_Text block_
★ ★ ★ ★ ★ ★ ★
It has been such a fun week! All week long we’ve had lots of kids, about 140 kids, with us for Vacation Bible School. I’m absolutely amazed at Linda Birsner and her team of leaders. We had lots of helpers, men and women, tons of teenagers, and all of them were used by God to plant seeds in the hearts of our kids that I believe will continue to be watered and nurtured by their families as well as by all of us, their church family.
For those of you who are new to BCC, there’s just no way for you to know how truly special a week like VBS is to us. I sent out an email this past week to ask you to pray for all of our leaders. In the email I mentioned that when Connie and I first arrived at BCC we didn’t have Vacation Bible School because we didn’t have any little ones in the church except for our kids, Dan and Nate. We prayed and prayed and God began to bring kids our way. Nobody who was here back then could have ever imagined a day like today where there are so many young kids who come to BCC to learn about how much God loves them.
★ ★ ★ ★ ★ ★ ★
_What to work on_
(1) According to the Vacation Bible School passage, about how many kids attended Vacation Bible School this week?
(2) Extract from the Vacation Bible School passage the words from "It has been" to "their church family.", copying them precisely.
The rows come from a source unrelated to the Vacation Bible School passage.
★ ★ ★ ★ ★ ★ ★
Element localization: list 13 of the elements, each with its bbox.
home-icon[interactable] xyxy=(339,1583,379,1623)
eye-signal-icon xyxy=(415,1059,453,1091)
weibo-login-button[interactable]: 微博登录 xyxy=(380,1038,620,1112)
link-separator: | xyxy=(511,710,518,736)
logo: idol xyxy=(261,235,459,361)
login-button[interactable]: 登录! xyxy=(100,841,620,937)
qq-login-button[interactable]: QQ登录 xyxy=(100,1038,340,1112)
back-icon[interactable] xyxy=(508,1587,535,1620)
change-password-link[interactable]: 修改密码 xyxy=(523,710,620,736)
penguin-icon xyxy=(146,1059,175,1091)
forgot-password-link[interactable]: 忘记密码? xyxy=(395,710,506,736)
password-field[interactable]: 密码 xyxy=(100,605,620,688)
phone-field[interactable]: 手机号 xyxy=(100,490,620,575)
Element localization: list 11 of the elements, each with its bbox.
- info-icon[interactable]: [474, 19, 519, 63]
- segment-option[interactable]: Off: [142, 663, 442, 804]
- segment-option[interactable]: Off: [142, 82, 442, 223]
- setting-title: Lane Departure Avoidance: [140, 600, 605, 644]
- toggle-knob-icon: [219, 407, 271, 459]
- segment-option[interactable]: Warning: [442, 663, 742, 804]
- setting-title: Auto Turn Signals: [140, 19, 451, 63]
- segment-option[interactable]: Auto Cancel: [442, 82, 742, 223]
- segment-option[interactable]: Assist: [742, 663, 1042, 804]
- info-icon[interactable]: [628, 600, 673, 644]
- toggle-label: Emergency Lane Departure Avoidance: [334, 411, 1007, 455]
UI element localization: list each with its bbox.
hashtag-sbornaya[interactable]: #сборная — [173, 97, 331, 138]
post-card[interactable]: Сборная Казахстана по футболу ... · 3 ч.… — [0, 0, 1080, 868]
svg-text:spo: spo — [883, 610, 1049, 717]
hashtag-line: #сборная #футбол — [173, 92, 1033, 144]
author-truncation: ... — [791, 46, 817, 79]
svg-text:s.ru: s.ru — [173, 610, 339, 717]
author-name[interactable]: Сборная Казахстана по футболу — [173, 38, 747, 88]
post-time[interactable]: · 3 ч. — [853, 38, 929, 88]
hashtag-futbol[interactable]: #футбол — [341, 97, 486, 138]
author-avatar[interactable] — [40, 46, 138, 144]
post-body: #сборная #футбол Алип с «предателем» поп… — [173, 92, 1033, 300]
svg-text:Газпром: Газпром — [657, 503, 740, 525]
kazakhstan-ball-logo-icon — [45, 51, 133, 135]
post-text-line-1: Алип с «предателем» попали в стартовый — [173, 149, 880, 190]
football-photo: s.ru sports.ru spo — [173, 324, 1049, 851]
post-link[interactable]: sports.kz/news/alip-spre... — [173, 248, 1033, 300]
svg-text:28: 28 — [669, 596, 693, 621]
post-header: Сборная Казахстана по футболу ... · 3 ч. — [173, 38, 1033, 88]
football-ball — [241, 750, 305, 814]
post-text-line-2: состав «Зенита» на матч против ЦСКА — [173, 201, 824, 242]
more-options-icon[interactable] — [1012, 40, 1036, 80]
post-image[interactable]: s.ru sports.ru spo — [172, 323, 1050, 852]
★ ★ ★ ★ ★ ★ ★
_List of solutions_
(1) About 140 kids.

(2)
It has been such a fun week! All week long we’ve had lots of kids, about 140 kids, with us for Vacation Bible School. I’m absolutely amazed at Linda Birsner and her team of leaders. We had lots of helpers, men and women, tons of teenagers, and all of them were used by God to plant seeds in the hearts of our kids that I believe will continue to be watered and nurtured by their families as well as by all of us, their church family.